*TESTO DI PARTENZA:*
▼▼▼

UN GRANDE LAVIA TRA DUBBIO E FOLLIA
Mobilia imponente, un po’ sgangherata, come pezzi d’arredo del salone elegante di una nave da crociera che sta per naufragare, pezzi che stanno per inabissarsi in un oceano di velluto rosso e assieme agli arredi la dignità e la vita. È in una grande stanza dai pesanti broccati vermigli, nell’ampio salone dalla grande vetrata dietro la quale si riflette il freddo dell’inverno dall’incessante nevicata, che si consuma la tragedia.
Al Teatro della Pergola di Firenze – dal 16 al 21 gennaio – va in scena Il Padre di Strindberg con Gabriele Lavia che ne cura anche la regia.
Definito da Nietzsche “un capolavoro di dura psicologia”, rappresentato per la prima volta nel 1887, Il Padre è il dramma per eccellenza. La vicenda prende spunto da un banale conflitto coniugale, tra due genitori che si scontrano sull’educazione da impartire alla figlia; il padre, il capitano Adolf militare rigoroso e studioso di scienze vorrebbe mandare la figlia Berta a studiare in città. La madre Laura, donna scaltra ed esuberante, vorrebbe invece dedicarsi personalmente all’educazione della fanciulla e – pur di riuscire nel suo intento – è pronta a tutto, persino a instillare nel marito il dubbio atroce di non essere lui il padre della ragazza e, d’accordo col medico, riesce a farlo interdire. In tempi in cui la genetica non disponeva ancora del test del DNA, nel pacato capitano inizia un travaglio psicologico che lo porterà alla delegittimazione dal suo ruolo di padre e di uomo in un crescendo di disperazione tra ciò che si afferma e ciò che si nega.
Gabriele Lavia, insuperabile interprete del Capitano Adolf conferma una così alta levatura artistica sino a riuscire ad andare oltre la finzione scenica regalandoci un personaggio reale e indimenticabile nei gesti e nei dialoghi sussurrati o urlati, nelle parole che si succedono mentre precipita nell’abisso della perdita della propria identità di maschio, di padre, di marito senza affetto e senza onore sino alla regressione, nella follia, a uno stato di incoscienza infantile: “…quant’è dolce addormentarsi sul petto di una donna, la madre o l’amante, ma più dolce se è la madre!”
Profonda e altera l’interpretazione di Federica Di Martino nel ruolo della perfida moglie del Capitano e senza alcuna sbavatura gli altri bravissimi interpreti, Giusi Merli, Gianni De Lellis, Michele Demaria, Anna Chiara Colombo. Ghennadi Gidari e Luca Pedron.
La scena finale – capolavoro di Alessandro Camera – è un trionfo di broccato rosso, non ci sono più arredi, non c’è più finestra, non c’è passato non c’è futuro, solo il rosso della follia, dove l’identità si perde ingoiata dall’abisso, ritorna allo stato primordiale nella foresta del disincanto, regredisce in un ventre di madre senza amore.

▲▲▲

*RIGHE FORNITE:*
▼▼▼

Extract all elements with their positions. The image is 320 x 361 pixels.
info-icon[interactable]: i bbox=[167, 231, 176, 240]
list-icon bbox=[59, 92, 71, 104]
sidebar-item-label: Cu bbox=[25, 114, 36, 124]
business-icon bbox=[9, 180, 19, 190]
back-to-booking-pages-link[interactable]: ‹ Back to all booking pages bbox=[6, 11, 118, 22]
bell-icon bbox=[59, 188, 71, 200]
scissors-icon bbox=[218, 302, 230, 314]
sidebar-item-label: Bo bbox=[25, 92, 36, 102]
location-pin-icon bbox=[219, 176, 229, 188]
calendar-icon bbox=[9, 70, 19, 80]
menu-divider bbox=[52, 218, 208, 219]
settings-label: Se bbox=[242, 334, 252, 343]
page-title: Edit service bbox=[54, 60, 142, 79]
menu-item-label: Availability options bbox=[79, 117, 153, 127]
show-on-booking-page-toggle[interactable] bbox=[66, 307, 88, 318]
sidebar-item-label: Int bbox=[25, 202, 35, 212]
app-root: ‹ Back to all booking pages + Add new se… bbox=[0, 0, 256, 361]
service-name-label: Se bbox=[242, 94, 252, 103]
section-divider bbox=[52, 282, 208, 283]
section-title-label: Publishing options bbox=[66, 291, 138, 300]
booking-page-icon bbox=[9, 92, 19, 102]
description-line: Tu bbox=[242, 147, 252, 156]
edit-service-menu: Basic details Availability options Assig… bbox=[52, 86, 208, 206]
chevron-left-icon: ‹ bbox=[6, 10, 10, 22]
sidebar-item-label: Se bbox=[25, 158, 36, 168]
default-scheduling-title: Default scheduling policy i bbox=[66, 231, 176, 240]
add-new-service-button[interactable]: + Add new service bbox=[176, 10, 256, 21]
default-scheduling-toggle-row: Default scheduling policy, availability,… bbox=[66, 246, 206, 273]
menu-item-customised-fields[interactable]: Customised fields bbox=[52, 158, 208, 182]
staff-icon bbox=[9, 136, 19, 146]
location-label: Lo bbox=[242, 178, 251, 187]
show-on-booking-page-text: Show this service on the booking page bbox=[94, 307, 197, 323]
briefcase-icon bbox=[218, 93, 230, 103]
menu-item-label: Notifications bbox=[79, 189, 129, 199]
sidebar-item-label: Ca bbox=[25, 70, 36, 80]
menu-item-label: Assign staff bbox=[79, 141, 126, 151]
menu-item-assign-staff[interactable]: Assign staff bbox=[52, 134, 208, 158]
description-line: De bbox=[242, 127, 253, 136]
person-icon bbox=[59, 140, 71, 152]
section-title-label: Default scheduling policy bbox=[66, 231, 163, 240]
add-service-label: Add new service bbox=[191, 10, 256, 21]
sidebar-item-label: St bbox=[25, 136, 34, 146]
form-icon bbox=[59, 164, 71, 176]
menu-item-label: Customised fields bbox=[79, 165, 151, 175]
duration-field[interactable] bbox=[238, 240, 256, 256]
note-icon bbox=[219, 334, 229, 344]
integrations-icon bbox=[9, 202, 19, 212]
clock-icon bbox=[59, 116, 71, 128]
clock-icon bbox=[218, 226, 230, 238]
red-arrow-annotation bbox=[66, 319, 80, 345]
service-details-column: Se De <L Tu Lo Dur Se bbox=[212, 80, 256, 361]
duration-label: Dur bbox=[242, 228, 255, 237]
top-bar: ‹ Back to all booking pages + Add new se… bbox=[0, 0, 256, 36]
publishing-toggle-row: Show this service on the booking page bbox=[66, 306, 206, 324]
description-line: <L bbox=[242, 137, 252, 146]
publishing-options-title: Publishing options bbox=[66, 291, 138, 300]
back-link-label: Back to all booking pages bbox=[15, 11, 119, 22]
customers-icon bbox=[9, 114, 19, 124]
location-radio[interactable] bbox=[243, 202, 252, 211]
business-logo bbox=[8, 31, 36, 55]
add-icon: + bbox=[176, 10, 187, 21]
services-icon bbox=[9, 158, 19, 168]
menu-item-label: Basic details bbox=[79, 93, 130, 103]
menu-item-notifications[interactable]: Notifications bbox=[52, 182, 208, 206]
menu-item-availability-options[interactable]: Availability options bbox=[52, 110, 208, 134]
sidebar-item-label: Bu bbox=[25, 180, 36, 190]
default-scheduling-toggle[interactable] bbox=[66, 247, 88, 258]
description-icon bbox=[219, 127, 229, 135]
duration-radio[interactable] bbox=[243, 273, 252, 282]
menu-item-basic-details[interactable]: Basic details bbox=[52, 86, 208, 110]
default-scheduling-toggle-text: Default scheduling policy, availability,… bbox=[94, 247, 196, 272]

▲▲▲

*ESERCIZIO:*
Ricopia dalla recensione dello spettacolo il passo che si apre con le parole "Gabriele Lavia, insuperabile" e si chiude con "e Luca Pedron.", senza cambiare nulla. Per questo lavoro le righe non hanno alcun ruolo.

*SOLUZIONE SVOLTA:*
Gabriele Lavia, insuperabile interprete del Capitano Adolf conferma una così alta levatura artistica sino a riuscire ad andare oltre la finzione scenica regalandoci un personaggio reale e indimenticabile nei gesti e nei dialoghi sussurrati o urlati, nelle parole che si succedono mentre precipita nell’abisso della perdita della propria identità di maschio, di padre, di marito senza affetto e senza onore sino alla regressione, nella follia, a uno stato di incoscienza infantile: “…quant’è dolce addormentarsi sul petto di una donna, la madre o l’amante, ma più dolce se è la madre!”
Profonda e altera l’interpretazione di Federica Di Martino nel ruolo della perfida moglie del Capitano e senza alcuna sbavatura gli altri bravissimi interpreti, Giusi Merli, Gianni De Lellis, Michele Demaria, Anna Chiara Colombo. Ghennadi Gidari e Luca Pedron.